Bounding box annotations
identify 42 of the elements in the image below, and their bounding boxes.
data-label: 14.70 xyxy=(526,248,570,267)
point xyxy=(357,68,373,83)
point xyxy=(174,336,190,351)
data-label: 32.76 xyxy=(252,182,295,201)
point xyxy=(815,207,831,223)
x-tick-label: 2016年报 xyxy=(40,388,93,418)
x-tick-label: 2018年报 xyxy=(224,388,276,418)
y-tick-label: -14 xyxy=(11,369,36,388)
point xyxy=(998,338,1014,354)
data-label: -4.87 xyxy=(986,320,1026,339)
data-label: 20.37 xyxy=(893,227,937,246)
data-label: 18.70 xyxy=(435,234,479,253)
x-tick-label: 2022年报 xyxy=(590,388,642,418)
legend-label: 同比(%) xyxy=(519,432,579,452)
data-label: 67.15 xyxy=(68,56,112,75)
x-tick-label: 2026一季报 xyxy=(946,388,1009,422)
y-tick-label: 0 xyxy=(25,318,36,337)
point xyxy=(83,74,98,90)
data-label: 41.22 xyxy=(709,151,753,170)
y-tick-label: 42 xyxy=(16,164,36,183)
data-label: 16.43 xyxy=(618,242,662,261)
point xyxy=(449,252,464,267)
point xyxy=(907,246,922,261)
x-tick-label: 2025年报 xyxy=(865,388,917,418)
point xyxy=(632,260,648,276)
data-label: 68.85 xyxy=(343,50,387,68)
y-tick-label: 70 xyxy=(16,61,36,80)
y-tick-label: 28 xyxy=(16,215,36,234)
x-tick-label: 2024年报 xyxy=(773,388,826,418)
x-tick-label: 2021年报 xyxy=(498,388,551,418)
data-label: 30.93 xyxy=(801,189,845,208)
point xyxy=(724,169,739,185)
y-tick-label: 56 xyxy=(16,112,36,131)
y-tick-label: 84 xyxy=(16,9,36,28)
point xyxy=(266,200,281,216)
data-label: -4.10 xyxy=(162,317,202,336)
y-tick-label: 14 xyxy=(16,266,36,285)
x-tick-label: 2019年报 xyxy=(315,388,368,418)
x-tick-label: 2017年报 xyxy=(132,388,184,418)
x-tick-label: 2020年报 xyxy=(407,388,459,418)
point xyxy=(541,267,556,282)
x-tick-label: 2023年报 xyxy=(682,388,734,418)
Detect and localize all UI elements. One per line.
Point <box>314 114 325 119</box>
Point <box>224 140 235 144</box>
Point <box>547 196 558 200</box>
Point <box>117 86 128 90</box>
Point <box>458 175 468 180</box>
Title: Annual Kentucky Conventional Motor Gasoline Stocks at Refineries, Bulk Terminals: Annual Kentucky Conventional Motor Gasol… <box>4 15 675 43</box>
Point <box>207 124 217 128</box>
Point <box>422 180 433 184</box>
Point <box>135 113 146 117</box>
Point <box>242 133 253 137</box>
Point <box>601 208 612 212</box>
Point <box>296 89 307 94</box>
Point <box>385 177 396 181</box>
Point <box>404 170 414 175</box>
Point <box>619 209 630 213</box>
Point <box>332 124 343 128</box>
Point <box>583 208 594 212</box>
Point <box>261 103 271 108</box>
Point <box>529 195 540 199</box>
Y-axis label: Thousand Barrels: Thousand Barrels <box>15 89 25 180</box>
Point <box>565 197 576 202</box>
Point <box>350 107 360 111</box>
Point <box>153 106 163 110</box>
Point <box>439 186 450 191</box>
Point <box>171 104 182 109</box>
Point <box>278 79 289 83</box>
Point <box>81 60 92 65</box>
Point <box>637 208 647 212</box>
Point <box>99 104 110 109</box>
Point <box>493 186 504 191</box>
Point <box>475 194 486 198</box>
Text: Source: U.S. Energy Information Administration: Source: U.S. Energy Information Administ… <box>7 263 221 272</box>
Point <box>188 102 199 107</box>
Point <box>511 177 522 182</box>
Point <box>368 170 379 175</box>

▸ **WRITTEN INSTRUCTION**: Rewrite the rows above, renaming every "data-label" to "value-label" and keeping everything else unchanged.

▸ **WRITTEN ANSWER**:
identify 42 of the elements in the image below, and their bounding boxes.
value-label: 14.70 xyxy=(526,248,570,267)
point xyxy=(357,68,373,83)
point xyxy=(174,336,190,351)
value-label: 32.76 xyxy=(252,182,295,201)
point xyxy=(815,207,831,223)
x-tick-label: 2016年报 xyxy=(40,388,93,418)
x-tick-label: 2018年报 xyxy=(224,388,276,418)
y-tick-label: -14 xyxy=(11,369,36,388)
point xyxy=(998,338,1014,354)
value-label: -4.87 xyxy=(986,320,1026,339)
value-label: 20.37 xyxy=(893,227,937,246)
value-label: 18.70 xyxy=(435,234,479,253)
x-tick-label: 2022年报 xyxy=(590,388,642,418)
legend-label: 同比(%) xyxy=(519,432,579,452)
value-label: 67.15 xyxy=(68,56,112,75)
x-tick-label: 2026一季报 xyxy=(946,388,1009,422)
y-tick-label: 0 xyxy=(25,318,36,337)
point xyxy=(83,74,98,90)
value-label: 41.22 xyxy=(709,151,753,170)
y-tick-label: 42 xyxy=(16,164,36,183)
value-label: 16.43 xyxy=(618,242,662,261)
point xyxy=(449,252,464,267)
point xyxy=(907,246,922,261)
x-tick-label: 2025年报 xyxy=(865,388,917,418)
point xyxy=(632,260,648,276)
value-label: 68.85 xyxy=(343,50,387,68)
y-tick-label: 70 xyxy=(16,61,36,80)
y-tick-label: 28 xyxy=(16,215,36,234)
x-tick-label: 2024年报 xyxy=(773,388,826,418)
x-tick-label: 2021年报 xyxy=(498,388,551,418)
value-label: 30.93 xyxy=(801,189,845,208)
point xyxy=(724,169,739,185)
y-tick-label: 56 xyxy=(16,112,36,131)
y-tick-label: 84 xyxy=(16,9,36,28)
point xyxy=(266,200,281,216)
value-label: -4.10 xyxy=(162,317,202,336)
y-tick-label: 14 xyxy=(16,266,36,285)
x-tick-label: 2019年报 xyxy=(315,388,368,418)
x-tick-label: 2017年报 xyxy=(132,388,184,418)
x-tick-label: 2020年报 xyxy=(407,388,459,418)
point xyxy=(541,267,556,282)
x-tick-label: 2023年报 xyxy=(682,388,734,418)
Detect and localize all UI elements. One per line.
Point <box>314 114 325 119</box>
Point <box>224 140 235 144</box>
Point <box>547 196 558 200</box>
Point <box>117 86 128 90</box>
Point <box>458 175 468 180</box>
Title: Annual Kentucky Conventional Motor Gasoline Stocks at Refineries, Bulk Terminals: Annual Kentucky Conventional Motor Gasol… <box>4 15 675 43</box>
Point <box>207 124 217 128</box>
Point <box>422 180 433 184</box>
Point <box>135 113 146 117</box>
Point <box>242 133 253 137</box>
Point <box>601 208 612 212</box>
Point <box>296 89 307 94</box>
Point <box>385 177 396 181</box>
Point <box>404 170 414 175</box>
Point <box>619 209 630 213</box>
Point <box>332 124 343 128</box>
Point <box>583 208 594 212</box>
Point <box>261 103 271 108</box>
Point <box>529 195 540 199</box>
Y-axis label: Thousand Barrels: Thousand Barrels <box>15 89 25 180</box>
Point <box>565 197 576 202</box>
Point <box>350 107 360 111</box>
Point <box>153 106 163 110</box>
Point <box>439 186 450 191</box>
Point <box>171 104 182 109</box>
Point <box>278 79 289 83</box>
Point <box>81 60 92 65</box>
Point <box>637 208 647 212</box>
Point <box>99 104 110 109</box>
Point <box>493 186 504 191</box>
Point <box>475 194 486 198</box>
Text: Source: U.S. Energy Information Administration: Source: U.S. Energy Information Administ… <box>7 263 221 272</box>
Point <box>188 102 199 107</box>
Point <box>511 177 522 182</box>
Point <box>368 170 379 175</box>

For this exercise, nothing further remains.